■ Work to do: Extract all data as written.

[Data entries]
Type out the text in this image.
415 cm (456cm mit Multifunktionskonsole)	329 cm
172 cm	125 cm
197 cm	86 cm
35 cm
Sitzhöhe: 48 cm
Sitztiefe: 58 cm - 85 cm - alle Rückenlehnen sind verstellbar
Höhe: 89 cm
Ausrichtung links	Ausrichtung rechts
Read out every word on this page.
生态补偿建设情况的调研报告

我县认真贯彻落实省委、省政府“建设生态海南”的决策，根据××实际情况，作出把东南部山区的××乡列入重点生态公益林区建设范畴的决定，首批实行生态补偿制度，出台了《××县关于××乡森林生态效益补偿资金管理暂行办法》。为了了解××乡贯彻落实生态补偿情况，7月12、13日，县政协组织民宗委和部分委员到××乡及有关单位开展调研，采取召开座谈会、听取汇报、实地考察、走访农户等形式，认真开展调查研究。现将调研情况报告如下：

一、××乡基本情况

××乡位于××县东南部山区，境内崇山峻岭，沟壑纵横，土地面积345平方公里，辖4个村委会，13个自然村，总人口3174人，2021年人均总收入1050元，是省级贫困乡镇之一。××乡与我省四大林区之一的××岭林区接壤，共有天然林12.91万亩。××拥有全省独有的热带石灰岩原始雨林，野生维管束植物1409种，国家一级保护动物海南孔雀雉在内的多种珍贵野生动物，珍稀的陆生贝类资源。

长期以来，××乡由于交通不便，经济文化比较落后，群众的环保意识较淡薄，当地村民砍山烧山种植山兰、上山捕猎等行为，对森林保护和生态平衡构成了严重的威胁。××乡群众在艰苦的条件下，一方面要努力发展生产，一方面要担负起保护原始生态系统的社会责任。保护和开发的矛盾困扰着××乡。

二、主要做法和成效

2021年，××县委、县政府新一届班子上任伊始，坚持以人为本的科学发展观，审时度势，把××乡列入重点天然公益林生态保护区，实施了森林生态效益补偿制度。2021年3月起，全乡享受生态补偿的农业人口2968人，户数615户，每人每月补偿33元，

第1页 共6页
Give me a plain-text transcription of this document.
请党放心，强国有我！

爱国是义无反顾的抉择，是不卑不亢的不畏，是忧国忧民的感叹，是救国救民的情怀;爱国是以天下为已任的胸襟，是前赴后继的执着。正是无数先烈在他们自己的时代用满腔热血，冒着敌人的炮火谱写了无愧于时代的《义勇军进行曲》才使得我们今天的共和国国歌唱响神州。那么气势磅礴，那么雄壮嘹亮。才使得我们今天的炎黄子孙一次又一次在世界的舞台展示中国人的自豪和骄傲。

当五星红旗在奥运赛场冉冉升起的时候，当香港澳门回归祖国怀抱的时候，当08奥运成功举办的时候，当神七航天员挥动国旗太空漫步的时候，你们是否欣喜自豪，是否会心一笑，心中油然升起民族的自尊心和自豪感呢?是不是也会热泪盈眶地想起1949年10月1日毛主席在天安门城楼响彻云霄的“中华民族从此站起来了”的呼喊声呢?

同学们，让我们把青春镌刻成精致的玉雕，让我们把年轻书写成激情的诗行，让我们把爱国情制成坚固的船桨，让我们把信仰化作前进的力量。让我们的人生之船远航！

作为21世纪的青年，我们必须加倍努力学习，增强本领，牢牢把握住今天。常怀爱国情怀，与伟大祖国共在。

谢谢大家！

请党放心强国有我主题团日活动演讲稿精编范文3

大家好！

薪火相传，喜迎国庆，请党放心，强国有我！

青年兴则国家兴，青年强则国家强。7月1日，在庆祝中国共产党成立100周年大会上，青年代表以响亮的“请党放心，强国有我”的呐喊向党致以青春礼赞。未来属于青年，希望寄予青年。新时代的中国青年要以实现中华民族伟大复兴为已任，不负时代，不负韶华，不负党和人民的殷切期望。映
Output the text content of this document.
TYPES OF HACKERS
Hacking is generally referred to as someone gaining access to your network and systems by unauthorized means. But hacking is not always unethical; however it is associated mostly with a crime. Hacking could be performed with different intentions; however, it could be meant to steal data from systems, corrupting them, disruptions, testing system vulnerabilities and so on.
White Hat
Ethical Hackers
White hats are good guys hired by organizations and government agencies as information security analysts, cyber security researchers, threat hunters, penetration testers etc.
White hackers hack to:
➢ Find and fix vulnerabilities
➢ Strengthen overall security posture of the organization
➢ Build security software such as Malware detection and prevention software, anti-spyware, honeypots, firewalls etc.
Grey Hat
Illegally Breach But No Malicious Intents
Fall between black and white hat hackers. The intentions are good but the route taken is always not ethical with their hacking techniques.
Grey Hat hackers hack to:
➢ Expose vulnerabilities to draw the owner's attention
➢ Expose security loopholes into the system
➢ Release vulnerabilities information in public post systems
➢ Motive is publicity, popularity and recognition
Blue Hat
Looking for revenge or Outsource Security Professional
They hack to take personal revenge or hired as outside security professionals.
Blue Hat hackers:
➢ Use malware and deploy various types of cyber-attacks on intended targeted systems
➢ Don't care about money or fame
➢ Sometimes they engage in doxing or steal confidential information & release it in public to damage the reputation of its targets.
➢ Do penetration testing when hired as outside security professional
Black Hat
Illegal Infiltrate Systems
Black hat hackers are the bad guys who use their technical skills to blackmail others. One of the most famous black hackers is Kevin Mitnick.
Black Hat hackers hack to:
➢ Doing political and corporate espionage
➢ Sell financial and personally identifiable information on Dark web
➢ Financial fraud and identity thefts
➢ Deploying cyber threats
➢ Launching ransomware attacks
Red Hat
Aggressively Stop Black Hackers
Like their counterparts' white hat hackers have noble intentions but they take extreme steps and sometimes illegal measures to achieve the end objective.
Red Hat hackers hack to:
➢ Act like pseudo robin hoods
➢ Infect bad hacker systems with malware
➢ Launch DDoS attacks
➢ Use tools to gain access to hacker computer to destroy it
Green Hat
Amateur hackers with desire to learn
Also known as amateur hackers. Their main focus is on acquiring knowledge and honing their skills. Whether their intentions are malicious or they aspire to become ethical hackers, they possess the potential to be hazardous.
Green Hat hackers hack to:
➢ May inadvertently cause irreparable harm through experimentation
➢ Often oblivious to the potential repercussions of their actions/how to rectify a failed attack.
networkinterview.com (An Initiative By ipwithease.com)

■ Written response:
Type out the text in this image.
415 cm (456cm mit Multifunktionskonsole)	329 cm
172 cm	125 cm
197 cm	86 cm
35 cm
Sitzhöhe: 48 cm
Sitztiefe: 58 cm - 85 cm - alle Rückenlehnen sind verstellbar
Höhe: 89 cm
Ausrichtung links	Ausrichtung rechts
Read out every word on this page.
生态补偿建设情况的调研报告

我县认真贯彻落实省委、省政府“建设生态海南”的决策，根据××实际情况，作出把东南部山区的××乡列入重点生态公益林区建设范畴的决定，首批实行生态补偿制度，出台了《××县关于××乡森林生态效益补偿资金管理暂行办法》。为了了解××乡贯彻落实生态补偿情况，7月12、13日，县政协组织民宗委和部分委员到××乡及有关单位开展调研，采取召开座谈会、听取汇报、实地考察、走访农户等形式，认真开展调查研究。现将调研情况报告如下：

一、××乡基本情况

××乡位于××县东南部山区，境内崇山峻岭，沟壑纵横，土地面积345平方公里，辖4个村委会，13个自然村，总人口3174人，2021年人均总收入1050元，是省级贫困乡镇之一。××乡与我省四大林区之一的××岭林区接壤，共有天然林12.91万亩。××拥有全省独有的热带石灰岩原始雨林，野生维管束植物1409种，国家一级保护动物海南孔雀雉在内的多种珍贵野生动物，珍稀的陆生贝类资源。

长期以来，××乡由于交通不便，经济文化比较落后，群众的环保意识较淡薄，当地村民砍山烧山种植山兰、上山捕猎等行为，对森林保护和生态平衡构成了严重的威胁。××乡群众在艰苦的条件下，一方面要努力发展生产，一方面要担负起保护原始生态系统的社会责任。保护和开发的矛盾困扰着××乡。

二、主要做法和成效

2021年，××县委、县政府新一届班子上任伊始，坚持以人为本的科学发展观，审时度势，把××乡列入重点天然公益林生态保护区，实施了森林生态效益补偿制度。2021年3月起，全乡享受生态补偿的农业人口2968人，户数615户，每人每月补偿33元，

第1页 共6页
Give me a plain-text transcription of this document.
请党放心，强国有我！

爱国是义无反顾的抉择，是不卑不亢的不畏，是忧国忧民的感叹，是救国救民的情怀;爱国是以天下为已任的胸襟，是前赴后继的执着。正是无数先烈在他们自己的时代用满腔热血，冒着敌人的炮火谱写了无愧于时代的《义勇军进行曲》才使得我们今天的共和国国歌唱响神州。那么气势磅礴，那么雄壮嘹亮。才使得我们今天的炎黄子孙一次又一次在世界的舞台展示中国人的自豪和骄傲。

当五星红旗在奥运赛场冉冉升起的时候，当香港澳门回归祖国怀抱的时候，当08奥运成功举办的时候，当神七航天员挥动国旗太空漫步的时候，你们是否欣喜自豪，是否会心一笑，心中油然升起民族的自尊心和自豪感呢?是不是也会热泪盈眶地想起1949年10月1日毛主席在天安门城楼响彻云霄的“中华民族从此站起来了”的呼喊声呢?

同学们，让我们把青春镌刻成精致的玉雕，让我们把年轻书写成激情的诗行，让我们把爱国情制成坚固的船桨，让我们把信仰化作前进的力量。让我们的人生之船远航！

作为21世纪的青年，我们必须加倍努力学习，增强本领，牢牢把握住今天。常怀爱国情怀，与伟大祖国共在。

谢谢大家！

请党放心强国有我主题团日活动演讲稿精编范文3

大家好！

薪火相传，喜迎国庆，请党放心，强国有我！

青年兴则国家兴，青年强则国家强。7月1日，在庆祝中国共产党成立100周年大会上，青年代表以响亮的“请党放心，强国有我”的呐喊向党致以青春礼赞。未来属于青年，希望寄予青年。新时代的中国青年要以实现中华民族伟大复兴为已任，不负时代，不负韶华，不负党和人民的殷切期望。映
Output the text content of this document.
TYPES OF HACKERS
Hacking is generally referred to as someone gaining access to your network and systems by unauthorized means. But hacking is not always unethical; however it is associated mostly with a crime. Hacking could be performed with different intentions; however, it could be meant to steal data from systems, corrupting them, disruptions, testing system vulnerabilities and so on.
White Hat
Ethical Hackers
White hats are good guys hired by organizations and government agencies as information security analysts, cyber security researchers, threat hunters, penetration testers etc.
White hackers hack to:
➢ Find and fix vulnerabilities
➢ Strengthen overall security posture of the organization
➢ Build security software such as Malware detection and prevention software, anti-spyware, honeypots, firewalls etc.
Grey Hat
Illegally Breach But No Malicious Intents
Fall between black and white hat hackers. The intentions are good but the route taken is always not ethical with their hacking techniques.
Grey Hat hackers hack to:
➢ Expose vulnerabilities to draw the owner's attention
➢ Expose security loopholes into the system
➢ Release vulnerabilities information in public post systems
➢ Motive is publicity, popularity and recognition
Blue Hat
Looking for revenge or Outsource Security Professional
They hack to take personal revenge or hired as outside security professionals.
Blue Hat hackers:
➢ Use malware and deploy various types of cyber-attacks on intended targeted systems
➢ Don't care about money or fame
➢ Sometimes they engage in doxing or steal confidential information & release it in public to damage the reputation of its targets.
➢ Do penetration testing when hired as outside security professional
Black Hat
Illegal Infiltrate Systems
Black hat hackers are the bad guys who use their technical skills to blackmail others. One of the most famous black hackers is Kevin Mitnick.
Black Hat hackers hack to:
➢ Doing political and corporate espionage
➢ Sell financial and personally identifiable information on Dark web
➢ Financial fraud and identity thefts
➢ Deploying cyber threats
➢ Launching ransomware attacks
Red Hat
Aggressively Stop Black Hackers
Like their counterparts' white hat hackers have noble intentions but they take extreme steps and sometimes illegal measures to achieve the end objective.
Red Hat hackers hack to:
➢ Act like pseudo robin hoods
➢ Infect bad hacker systems with malware
➢ Launch DDoS attacks
➢ Use tools to gain access to hacker computer to destroy it
Green Hat
Amateur hackers with desire to learn
Also known as amateur hackers. Their main focus is on acquiring knowledge and honing their skills. Whether their intentions are malicious or they aspire to become ethical hackers, they possess the potential to be hazardous.
Green Hat hackers hack to:
➢ May inadvertently cause irreparable harm through experimentation
➢ Often oblivious to the potential repercussions of their actions/how to rectify a failed attack.
networkinterview.com (An Initiative By ipwithease.com)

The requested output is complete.